## begin DATA IN THIS EXERCISE
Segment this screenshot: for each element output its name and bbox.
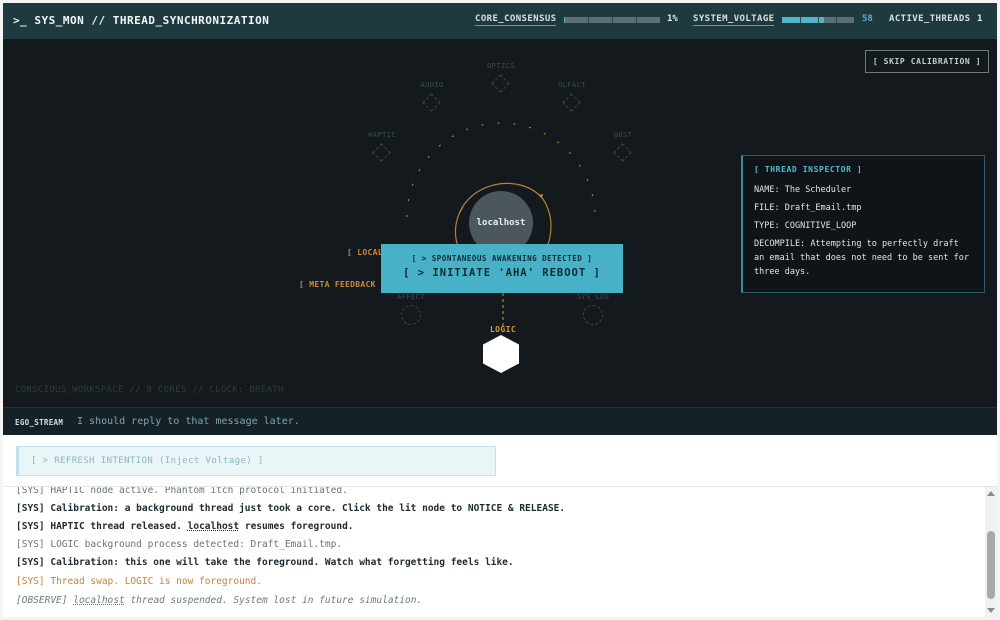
app-window: >_ SYS_MON // THREAD_SYNCHRONIZATION COR… [3,3,997,617]
log-line: [SYS] Thread swap. LOGIC is now foregrou… [16,576,262,587]
core-consensus-label: CORE_CONSENSUS [475,14,557,26]
node-label-sys-log: SYS_LOG [576,293,610,301]
console-log[interactable]: [SYS] HAPTIC node active. Phantom itch p… [5,486,997,617]
node-affect[interactable] [401,305,421,325]
workspace-caption: CONSCIOUS_WORKSPACE // 8 CORES // CLOCK:… [15,385,284,395]
node-label-optics: OPTICS [487,62,515,70]
inspector-file-row: FILE: Draft_Email.tmp [754,203,862,213]
node-label-gust: GUST [613,131,633,139]
core-consensus-bar [564,17,660,23]
system-voltage-label: SYSTEM_VOLTAGE [693,14,775,26]
local-tag: [ LOCAL [347,248,383,257]
scroll-down-arrow-icon[interactable] [987,608,995,613]
ego-stream-text: I should reply to that message later. [77,416,300,427]
logic-node-label: LOGIC [489,325,517,334]
ego-stream-label: EGO_STREAM [15,418,64,427]
log-line: [SYS] Calibration: a background thread j… [16,503,566,514]
meta-feedback-tag: [ META FEEDBACK TR [299,280,392,289]
core-consensus-fill [564,17,565,23]
awakening-detected-text: [ > SPONTANEOUS AWAKENING DETECTED ] [411,254,593,263]
log-line: [SYS] Calibration: this one will take th… [16,557,514,568]
active-threads-label: ACTIVE_THREADS [889,14,971,24]
top-bar: >_ SYS_MON // THREAD_SYNCHRONIZATION COR… [3,3,997,39]
log-line: [OBSERVE] localhost thread suspended. Sy… [16,595,423,606]
aha-reboot-label: [ > INITIATE 'AHA' REBOOT ] [403,267,601,279]
scrollbar-thumb[interactable] [987,531,995,599]
node-label-audio: AUDIO [420,81,444,89]
ego-stream-bar: EGO_STREAM I should reply to that messag… [3,407,997,435]
log-line: [SYS] HAPTIC node active. Phantom itch p… [16,486,348,496]
control-area: [ > REFRESH INTENTION (Inject Voltage) ]… [3,435,997,617]
active-threads-value: 1 [977,14,983,24]
log-line: [SYS] LOGIC background process detected:… [16,539,343,550]
inspector-name-row: NAME: The Scheduler [754,185,852,195]
node-label-olfact: OLFACT [558,81,586,89]
refresh-intention-button[interactable]: [ > REFRESH INTENTION (Inject Voltage) ] [16,446,496,476]
app-title: >_ SYS_MON // THREAD_SYNCHRONIZATION [13,14,270,27]
log-line: [SYS] HAPTIC thread released. localhost … [16,521,354,532]
system-voltage-value: 58 [862,14,873,24]
thread-stage: [ SKIP CALIBRATION ] OPTICS AUDIO OLFACT… [3,39,997,435]
inspector-decompile-row: DECOMPILE: Attempting to perfectly draft… [754,239,969,277]
node-label-affect: AFFECT [397,293,425,301]
inspector-title: [ THREAD INSPECTOR ] [754,165,863,174]
core-consensus-value: 1% [667,14,678,24]
localhost-link[interactable]: localhost [188,521,239,532]
node-sys-log[interactable] [583,305,603,325]
console-scrollbar[interactable] [985,487,997,617]
localhost-link[interactable]: localhost [73,595,124,606]
inspector-type-row: TYPE: COGNITIVE_LOOP [754,221,857,231]
scroll-up-arrow-icon[interactable] [987,491,995,496]
system-voltage-bar [782,17,854,23]
aha-reboot-button[interactable]: [ > SPONTANEOUS AWAKENING DETECTED ] [ >… [381,244,623,293]
thread-inspector-panel: [ THREAD INSPECTOR ] NAME: The Scheduler… [741,155,985,293]
node-label-haptic: HAPTIC [368,131,396,139]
## end DATA IN THIS EXERCISE
■ INSTRUCTIONS TO FOLLOW ■
Copy every line of the entries above without changing a character, and leave out the pictures.

■ TASK OUTPUT ■
Segment this screenshot: for each element output its name and bbox.
app-window: >_ SYS_MON // THREAD_SYNCHRONIZATION COR… [3,3,997,617]
log-line: [SYS] Thread swap. LOGIC is now foregrou… [16,576,262,587]
core-consensus-label: CORE_CONSENSUS [475,14,557,26]
node-label-sys-log: SYS_LOG [576,293,610,301]
console-log[interactable]: [SYS] HAPTIC node active. Phantom itch p… [5,486,997,617]
node-affect[interactable] [401,305,421,325]
workspace-caption: CONSCIOUS_WORKSPACE // 8 CORES // CLOCK:… [15,385,284,395]
node-label-optics: OPTICS [487,62,515,70]
inspector-file-row: FILE: Draft_Email.tmp [754,203,862,213]
node-label-gust: GUST [613,131,633,139]
core-consensus-bar [564,17,660,23]
system-voltage-label: SYSTEM_VOLTAGE [693,14,775,26]
local-tag: [ LOCAL [347,248,383,257]
scroll-down-arrow-icon[interactable] [987,608,995,613]
ego-stream-text: I should reply to that message later. [77,416,300,427]
logic-node-label: LOGIC [489,325,517,334]
ego-stream-label: EGO_STREAM [15,418,64,427]
log-line: [SYS] Calibration: a background thread j… [16,503,566,514]
meta-feedback-tag: [ META FEEDBACK TR [299,280,392,289]
core-consensus-fill [564,17,565,23]
awakening-detected-text: [ > SPONTANEOUS AWAKENING DETECTED ] [411,254,593,263]
log-line: [SYS] Calibration: this one will take th… [16,557,514,568]
active-threads-label: ACTIVE_THREADS [889,14,971,24]
top-bar: >_ SYS_MON // THREAD_SYNCHRONIZATION COR… [3,3,997,39]
log-line: [OBSERVE] localhost thread suspended. Sy… [16,595,423,606]
aha-reboot-label: [ > INITIATE 'AHA' REBOOT ] [403,267,601,279]
scrollbar-thumb[interactable] [987,531,995,599]
node-label-audio: AUDIO [420,81,444,89]
ego-stream-bar: EGO_STREAM I should reply to that messag… [3,407,997,435]
log-line: [SYS] HAPTIC node active. Phantom itch p… [16,486,348,496]
control-area: [ > REFRESH INTENTION (Inject Voltage) ]… [3,435,997,617]
active-threads-value: 1 [977,14,983,24]
log-line: [SYS] LOGIC background process detected:… [16,539,343,550]
inspector-name-row: NAME: The Scheduler [754,185,852,195]
node-label-olfact: OLFACT [558,81,586,89]
refresh-intention-button[interactable]: [ > REFRESH INTENTION (Inject Voltage) ] [16,446,496,476]
app-title: >_ SYS_MON // THREAD_SYNCHRONIZATION [13,14,270,27]
log-line: [SYS] HAPTIC thread released. localhost … [16,521,354,532]
system-voltage-value: 58 [862,14,873,24]
thread-stage: [ SKIP CALIBRATION ] OPTICS AUDIO OLFACT… [3,39,997,435]
inspector-decompile-row: DECOMPILE: Attempting to perfectly draft… [754,239,969,277]
node-label-affect: AFFECT [397,293,425,301]
inspector-title: [ THREAD INSPECTOR ] [754,165,863,174]
core-consensus-value: 1% [667,14,678,24]
localhost-link[interactable]: localhost [188,521,239,532]
node-sys-log[interactable] [583,305,603,325]
console-scrollbar[interactable] [985,487,997,617]
localhost-link[interactable]: localhost [73,595,124,606]
inspector-type-row: TYPE: COGNITIVE_LOOP [754,221,857,231]
scroll-up-arrow-icon[interactable] [987,491,995,496]
system-voltage-bar [782,17,854,23]
aha-reboot-button[interactable]: [ > SPONTANEOUS AWAKENING DETECTED ] [ >… [381,244,623,293]
thread-inspector-panel: [ THREAD INSPECTOR ] NAME: The Scheduler… [741,155,985,293]
node-label-haptic: HAPTIC [368,131,396,139]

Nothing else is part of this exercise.